▶ **Required task**
Exclude the pictures and retype the entries as written.

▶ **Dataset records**
==============================

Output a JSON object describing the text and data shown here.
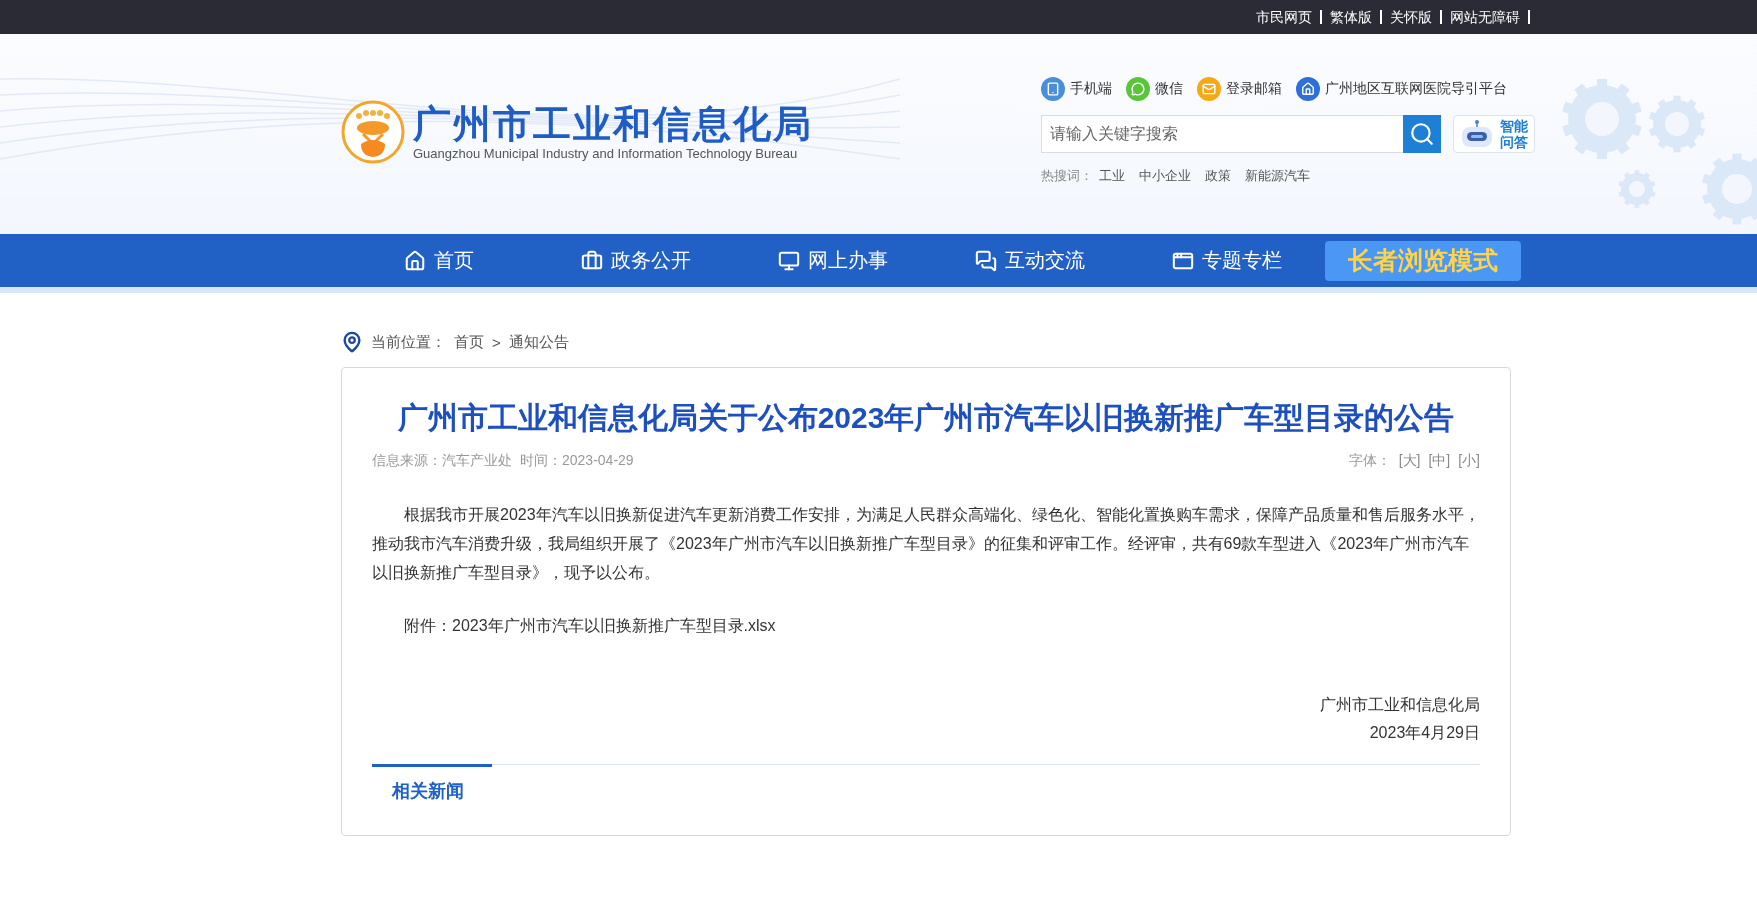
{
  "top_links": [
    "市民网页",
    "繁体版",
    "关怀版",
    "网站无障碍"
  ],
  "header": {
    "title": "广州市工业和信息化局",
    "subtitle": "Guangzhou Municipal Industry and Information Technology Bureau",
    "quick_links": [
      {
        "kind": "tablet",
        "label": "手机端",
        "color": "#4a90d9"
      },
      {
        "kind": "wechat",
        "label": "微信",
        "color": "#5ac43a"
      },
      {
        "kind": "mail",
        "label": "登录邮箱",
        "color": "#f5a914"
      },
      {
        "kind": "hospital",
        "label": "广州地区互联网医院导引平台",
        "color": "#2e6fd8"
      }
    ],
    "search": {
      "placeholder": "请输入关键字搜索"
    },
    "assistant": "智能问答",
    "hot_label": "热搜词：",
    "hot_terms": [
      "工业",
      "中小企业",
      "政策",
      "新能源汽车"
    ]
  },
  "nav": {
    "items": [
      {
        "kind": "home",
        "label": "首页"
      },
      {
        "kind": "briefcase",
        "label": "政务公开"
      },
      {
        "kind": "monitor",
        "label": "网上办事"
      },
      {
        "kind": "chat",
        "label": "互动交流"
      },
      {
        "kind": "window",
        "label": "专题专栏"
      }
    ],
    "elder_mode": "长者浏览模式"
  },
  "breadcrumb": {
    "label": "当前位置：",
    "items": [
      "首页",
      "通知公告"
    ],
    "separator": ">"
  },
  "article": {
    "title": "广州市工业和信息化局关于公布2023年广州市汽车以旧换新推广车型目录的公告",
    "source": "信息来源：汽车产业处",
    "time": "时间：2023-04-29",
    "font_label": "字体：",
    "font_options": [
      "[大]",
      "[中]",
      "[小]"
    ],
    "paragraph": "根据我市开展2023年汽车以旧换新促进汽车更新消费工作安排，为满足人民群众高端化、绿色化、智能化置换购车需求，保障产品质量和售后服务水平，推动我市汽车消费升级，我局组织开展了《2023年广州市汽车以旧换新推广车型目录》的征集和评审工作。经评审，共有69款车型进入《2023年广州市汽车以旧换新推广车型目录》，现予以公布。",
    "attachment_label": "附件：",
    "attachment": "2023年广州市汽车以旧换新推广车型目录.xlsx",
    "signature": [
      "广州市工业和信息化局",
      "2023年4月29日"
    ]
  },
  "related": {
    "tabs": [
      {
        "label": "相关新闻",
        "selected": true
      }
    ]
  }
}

==============================

▶ **Complete answer**
Output a JSON object describing the text and data shown here.
{
  "top_links": [
    "市民网页",
    "繁体版",
    "关怀版",
    "网站无障碍"
  ],
  "header": {
    "title": "广州市工业和信息化局",
    "subtitle": "Guangzhou Municipal Industry and Information Technology Bureau",
    "quick_links": [
      {
        "kind": "tablet",
        "label": "手机端",
        "color": "#4a90d9"
      },
      {
        "kind": "wechat",
        "label": "微信",
        "color": "#5ac43a"
      },
      {
        "kind": "mail",
        "label": "登录邮箱",
        "color": "#f5a914"
      },
      {
        "kind": "hospital",
        "label": "广州地区互联网医院导引平台",
        "color": "#2e6fd8"
      }
    ],
    "search": {
      "placeholder": "请输入关键字搜索"
    },
    "assistant": "智能问答",
    "hot_label": "热搜词：",
    "hot_terms": [
      "工业",
      "中小企业",
      "政策",
      "新能源汽车"
    ]
  },
  "nav": {
    "items": [
      {
        "kind": "home",
        "label": "首页"
      },
      {
        "kind": "briefcase",
        "label": "政务公开"
      },
      {
        "kind": "monitor",
        "label": "网上办事"
      },
      {
        "kind": "chat",
        "label": "互动交流"
      },
      {
        "kind": "window",
        "label": "专题专栏"
      }
    ],
    "elder_mode": "长者浏览模式"
  },
  "breadcrumb": {
    "label": "当前位置：",
    "items": [
      "首页",
      "通知公告"
    ],
    "separator": ">"
  },
  "article": {
    "title": "广州市工业和信息化局关于公布2023年广州市汽车以旧换新推广车型目录的公告",
    "source": "信息来源：汽车产业处",
    "time": "时间：2023-04-29",
    "font_label": "字体：",
    "font_options": [
      "[大]",
      "[中]",
      "[小]"
    ],
    "paragraph": "根据我市开展2023年汽车以旧换新促进汽车更新消费工作安排，为满足人民群众高端化、绿色化、智能化置换购车需求，保障产品质量和售后服务水平，推动我市汽车消费升级，我局组织开展了《2023年广州市汽车以旧换新推广车型目录》的征集和评审工作。经评审，共有69款车型进入《2023年广州市汽车以旧换新推广车型目录》，现予以公布。",
    "attachment_label": "附件：",
    "attachment": "2023年广州市汽车以旧换新推广车型目录.xlsx",
    "signature": [
      "广州市工业和信息化局",
      "2023年4月29日"
    ]
  },
  "related": {
    "tabs": [
      {
        "label": "相关新闻",
        "selected": true
      }
    ]
  }
}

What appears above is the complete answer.